▶ _WRITTEN INSTRUCTION_
Make an exact copy of the records, dropping all pictures.

▶ _DATASET CONTENT_
* * *

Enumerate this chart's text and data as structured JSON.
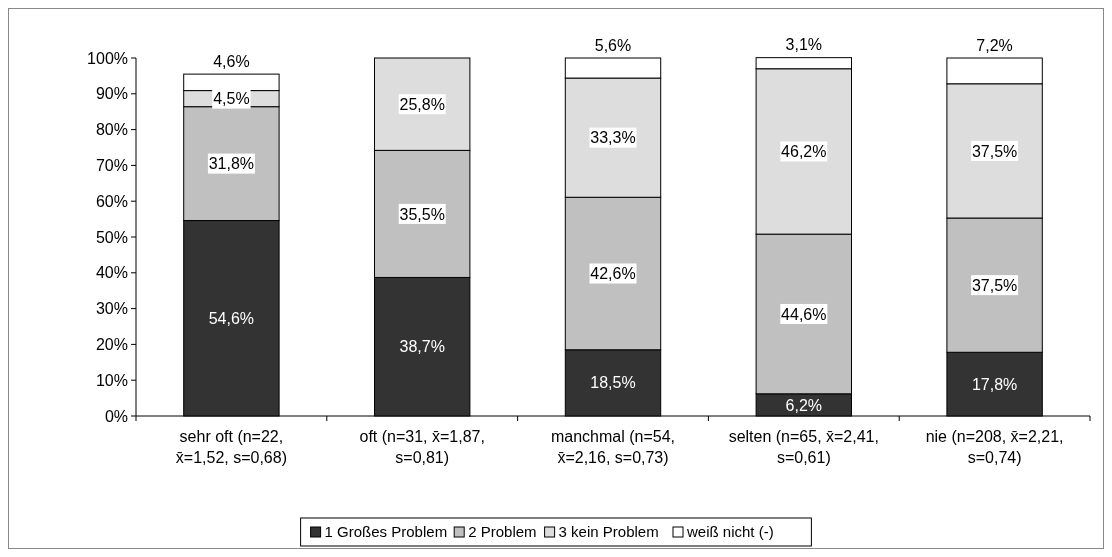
{
  "chart_data": {
    "type": "bar",
    "stacked": true,
    "legend": "bottom",
    "grid": false,
    "categories": [
      "sehr oft (n=22, x̄=1,52, s=0,68)",
      "oft (n=31, x̄=1,87, s=0,81)",
      "manchmal (n=54, x̄=2,16, s=0,73)",
      "selten (n=65, x̄=2,41, s=0,61)",
      "nie (n=208, x̄=2,21, s=0,74)"
    ],
    "series": [
      {
        "name": "1 Großes Problem",
        "color": "#333333",
        "values": [
          54.6,
          38.7,
          18.5,
          6.2,
          17.8
        ],
        "value_labels": [
          "54,6%",
          "38,7%",
          "18,5%",
          "6,2%",
          "17,8%"
        ]
      },
      {
        "name": "2 Problem",
        "color": "#c0c0c0",
        "values": [
          31.8,
          35.5,
          42.6,
          44.6,
          37.5
        ],
        "value_labels": [
          "31,8%",
          "35,5%",
          "42,6%",
          "44,6%",
          "37,5%"
        ]
      },
      {
        "name": "3 kein Problem",
        "color": "#dddddd",
        "values": [
          4.5,
          25.8,
          33.3,
          46.2,
          37.5
        ],
        "value_labels": [
          "4,5%",
          "25,8%",
          "33,3%",
          "46,2%",
          "37,5%"
        ]
      },
      {
        "name": "weiß nicht (-)",
        "color": "#ffffff",
        "values": [
          4.6,
          null,
          5.6,
          3.1,
          7.2
        ],
        "value_labels": [
          "4,6%",
          null,
          "5,6%",
          "3,1%",
          "7,2%"
        ]
      }
    ],
    "ylim": [
      0,
      100
    ],
    "yticks": [
      {
        "value": 0,
        "label": "0%"
      },
      {
        "value": 10,
        "label": "10%"
      },
      {
        "value": 20,
        "label": "20%"
      },
      {
        "value": 30,
        "label": "30%"
      },
      {
        "value": 40,
        "label": "40%"
      },
      {
        "value": 50,
        "label": "50%"
      },
      {
        "value": 60,
        "label": "60%"
      },
      {
        "value": 70,
        "label": "70%"
      },
      {
        "value": 80,
        "label": "80%"
      },
      {
        "value": 90,
        "label": "90%"
      },
      {
        "value": 100,
        "label": "100%"
      }
    ]
  }
}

* * *

▶ _TASK RESULT_
Enumerate this chart's text and data as structured JSON.
{
  "chart_data": {
    "type": "bar",
    "stacked": true,
    "legend": "bottom",
    "grid": false,
    "categories": [
      "sehr oft (n=22, x̄=1,52, s=0,68)",
      "oft (n=31, x̄=1,87, s=0,81)",
      "manchmal (n=54, x̄=2,16, s=0,73)",
      "selten (n=65, x̄=2,41, s=0,61)",
      "nie (n=208, x̄=2,21, s=0,74)"
    ],
    "series": [
      {
        "name": "1 Großes Problem",
        "color": "#333333",
        "values": [
          54.6,
          38.7,
          18.5,
          6.2,
          17.8
        ],
        "value_labels": [
          "54,6%",
          "38,7%",
          "18,5%",
          "6,2%",
          "17,8%"
        ]
      },
      {
        "name": "2 Problem",
        "color": "#c0c0c0",
        "values": [
          31.8,
          35.5,
          42.6,
          44.6,
          37.5
        ],
        "value_labels": [
          "31,8%",
          "35,5%",
          "42,6%",
          "44,6%",
          "37,5%"
        ]
      },
      {
        "name": "3 kein Problem",
        "color": "#dddddd",
        "values": [
          4.5,
          25.8,
          33.3,
          46.2,
          37.5
        ],
        "value_labels": [
          "4,5%",
          "25,8%",
          "33,3%",
          "46,2%",
          "37,5%"
        ]
      },
      {
        "name": "weiß nicht (-)",
        "color": "#ffffff",
        "values": [
          4.6,
          null,
          5.6,
          3.1,
          7.2
        ],
        "value_labels": [
          "4,6%",
          null,
          "5,6%",
          "3,1%",
          "7,2%"
        ]
      }
    ],
    "ylim": [
      0,
      100
    ],
    "yticks": [
      {
        "value": 0,
        "label": "0%"
      },
      {
        "value": 10,
        "label": "10%"
      },
      {
        "value": 20,
        "label": "20%"
      },
      {
        "value": 30,
        "label": "30%"
      },
      {
        "value": 40,
        "label": "40%"
      },
      {
        "value": 50,
        "label": "50%"
      },
      {
        "value": 60,
        "label": "60%"
      },
      {
        "value": 70,
        "label": "70%"
      },
      {
        "value": 80,
        "label": "80%"
      },
      {
        "value": 90,
        "label": "90%"
      },
      {
        "value": 100,
        "label": "100%"
      }
    ]
  }
}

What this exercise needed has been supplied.